- _Exercise brief_
Go through the data below. Pull out every line that has the word "ylabel".

- _Dataset rows_
-------
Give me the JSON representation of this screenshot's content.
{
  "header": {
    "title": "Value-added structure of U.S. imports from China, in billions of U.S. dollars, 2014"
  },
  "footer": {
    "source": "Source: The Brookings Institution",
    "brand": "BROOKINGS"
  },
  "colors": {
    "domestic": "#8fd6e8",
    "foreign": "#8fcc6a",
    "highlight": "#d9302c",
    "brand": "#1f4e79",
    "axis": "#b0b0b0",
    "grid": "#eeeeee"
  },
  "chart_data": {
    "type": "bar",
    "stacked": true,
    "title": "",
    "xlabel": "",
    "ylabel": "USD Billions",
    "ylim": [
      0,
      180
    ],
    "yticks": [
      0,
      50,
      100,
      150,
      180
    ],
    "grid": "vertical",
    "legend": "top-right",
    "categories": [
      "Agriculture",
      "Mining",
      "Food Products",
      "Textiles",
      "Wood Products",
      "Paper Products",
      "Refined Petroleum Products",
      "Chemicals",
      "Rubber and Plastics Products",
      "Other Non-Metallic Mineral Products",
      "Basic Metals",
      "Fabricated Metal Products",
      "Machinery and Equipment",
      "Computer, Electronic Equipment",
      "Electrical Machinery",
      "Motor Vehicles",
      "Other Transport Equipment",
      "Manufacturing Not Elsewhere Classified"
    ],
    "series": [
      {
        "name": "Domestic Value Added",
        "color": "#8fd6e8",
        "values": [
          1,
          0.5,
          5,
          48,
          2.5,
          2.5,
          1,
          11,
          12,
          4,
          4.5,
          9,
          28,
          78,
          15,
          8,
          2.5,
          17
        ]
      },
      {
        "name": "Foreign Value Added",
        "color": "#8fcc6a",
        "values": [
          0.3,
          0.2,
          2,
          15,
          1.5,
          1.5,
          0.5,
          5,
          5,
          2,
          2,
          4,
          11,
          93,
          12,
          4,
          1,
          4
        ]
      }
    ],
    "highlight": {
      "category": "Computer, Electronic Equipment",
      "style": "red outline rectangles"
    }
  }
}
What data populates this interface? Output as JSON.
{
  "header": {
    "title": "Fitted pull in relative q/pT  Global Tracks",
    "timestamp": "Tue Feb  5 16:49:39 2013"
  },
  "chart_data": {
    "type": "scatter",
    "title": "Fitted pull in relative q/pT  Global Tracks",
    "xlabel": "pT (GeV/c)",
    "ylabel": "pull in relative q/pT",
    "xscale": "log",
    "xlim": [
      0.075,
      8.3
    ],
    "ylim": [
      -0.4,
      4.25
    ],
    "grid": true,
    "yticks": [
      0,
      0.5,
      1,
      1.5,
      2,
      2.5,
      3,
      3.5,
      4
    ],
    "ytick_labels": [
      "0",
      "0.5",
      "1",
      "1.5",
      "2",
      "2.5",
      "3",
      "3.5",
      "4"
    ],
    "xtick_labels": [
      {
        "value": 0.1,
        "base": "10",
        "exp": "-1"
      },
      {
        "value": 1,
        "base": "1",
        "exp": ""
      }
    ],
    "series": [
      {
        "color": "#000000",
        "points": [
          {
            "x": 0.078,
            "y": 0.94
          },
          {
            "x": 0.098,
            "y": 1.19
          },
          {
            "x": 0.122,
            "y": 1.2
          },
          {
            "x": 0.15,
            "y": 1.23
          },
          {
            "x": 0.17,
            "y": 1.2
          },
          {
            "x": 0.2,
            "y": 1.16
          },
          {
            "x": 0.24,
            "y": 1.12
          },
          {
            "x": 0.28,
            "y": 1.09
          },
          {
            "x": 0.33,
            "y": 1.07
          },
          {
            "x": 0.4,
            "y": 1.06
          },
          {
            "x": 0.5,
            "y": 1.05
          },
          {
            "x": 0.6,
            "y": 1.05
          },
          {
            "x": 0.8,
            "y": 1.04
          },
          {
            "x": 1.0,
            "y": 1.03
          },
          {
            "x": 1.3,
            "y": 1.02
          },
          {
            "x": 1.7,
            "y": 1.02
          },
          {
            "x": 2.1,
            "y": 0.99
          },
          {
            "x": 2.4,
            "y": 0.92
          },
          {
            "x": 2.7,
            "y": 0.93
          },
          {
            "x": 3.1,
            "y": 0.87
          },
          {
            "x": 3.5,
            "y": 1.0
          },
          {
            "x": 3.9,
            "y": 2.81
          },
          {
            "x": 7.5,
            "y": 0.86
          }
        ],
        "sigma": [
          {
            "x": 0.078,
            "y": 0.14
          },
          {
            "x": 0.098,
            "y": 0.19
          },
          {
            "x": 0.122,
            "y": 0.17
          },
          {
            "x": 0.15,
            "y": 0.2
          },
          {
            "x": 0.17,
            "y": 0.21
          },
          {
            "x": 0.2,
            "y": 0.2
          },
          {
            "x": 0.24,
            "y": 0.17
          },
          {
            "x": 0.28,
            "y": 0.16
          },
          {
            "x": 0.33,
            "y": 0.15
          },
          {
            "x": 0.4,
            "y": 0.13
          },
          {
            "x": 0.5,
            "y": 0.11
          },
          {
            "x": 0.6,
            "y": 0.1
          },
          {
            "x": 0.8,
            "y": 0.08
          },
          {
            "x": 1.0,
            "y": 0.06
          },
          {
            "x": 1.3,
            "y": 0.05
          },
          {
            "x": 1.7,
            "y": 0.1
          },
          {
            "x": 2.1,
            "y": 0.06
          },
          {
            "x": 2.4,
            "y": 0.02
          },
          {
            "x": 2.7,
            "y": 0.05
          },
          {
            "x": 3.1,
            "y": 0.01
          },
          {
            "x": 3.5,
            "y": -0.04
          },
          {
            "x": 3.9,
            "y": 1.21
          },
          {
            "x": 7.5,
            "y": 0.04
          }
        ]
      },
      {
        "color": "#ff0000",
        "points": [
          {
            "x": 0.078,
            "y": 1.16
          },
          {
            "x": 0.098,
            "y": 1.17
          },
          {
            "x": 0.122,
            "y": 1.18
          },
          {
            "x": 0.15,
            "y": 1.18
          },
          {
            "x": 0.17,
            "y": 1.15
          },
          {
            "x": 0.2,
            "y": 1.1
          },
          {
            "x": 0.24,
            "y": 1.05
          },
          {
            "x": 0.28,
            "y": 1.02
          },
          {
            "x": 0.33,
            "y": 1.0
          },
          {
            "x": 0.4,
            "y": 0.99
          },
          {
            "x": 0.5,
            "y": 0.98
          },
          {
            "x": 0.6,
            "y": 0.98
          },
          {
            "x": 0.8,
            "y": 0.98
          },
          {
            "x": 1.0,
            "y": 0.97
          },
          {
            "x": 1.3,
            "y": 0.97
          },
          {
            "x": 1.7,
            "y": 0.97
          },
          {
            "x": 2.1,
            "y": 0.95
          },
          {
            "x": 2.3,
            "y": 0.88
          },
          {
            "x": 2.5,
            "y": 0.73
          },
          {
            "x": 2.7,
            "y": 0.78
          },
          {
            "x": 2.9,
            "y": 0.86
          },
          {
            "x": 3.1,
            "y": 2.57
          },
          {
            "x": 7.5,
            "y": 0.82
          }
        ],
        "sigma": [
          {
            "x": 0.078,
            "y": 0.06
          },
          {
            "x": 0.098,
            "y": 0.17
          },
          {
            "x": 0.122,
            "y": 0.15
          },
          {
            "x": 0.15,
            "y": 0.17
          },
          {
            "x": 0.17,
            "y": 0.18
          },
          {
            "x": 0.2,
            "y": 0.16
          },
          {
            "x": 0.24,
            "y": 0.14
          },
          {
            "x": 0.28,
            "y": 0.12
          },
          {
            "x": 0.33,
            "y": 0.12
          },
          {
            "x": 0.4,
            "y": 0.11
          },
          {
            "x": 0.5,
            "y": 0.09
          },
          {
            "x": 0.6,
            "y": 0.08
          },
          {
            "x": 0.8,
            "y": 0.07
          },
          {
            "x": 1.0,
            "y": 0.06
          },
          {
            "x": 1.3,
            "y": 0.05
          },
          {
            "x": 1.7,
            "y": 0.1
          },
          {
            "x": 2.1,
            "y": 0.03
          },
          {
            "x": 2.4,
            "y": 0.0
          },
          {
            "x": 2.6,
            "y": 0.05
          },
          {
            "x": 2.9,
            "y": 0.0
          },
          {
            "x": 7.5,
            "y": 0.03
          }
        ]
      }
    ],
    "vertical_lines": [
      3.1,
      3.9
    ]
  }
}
-------
- _The result_
    "ylabel": "USD Billions",
    "ylabel": "pull in relative q/pT",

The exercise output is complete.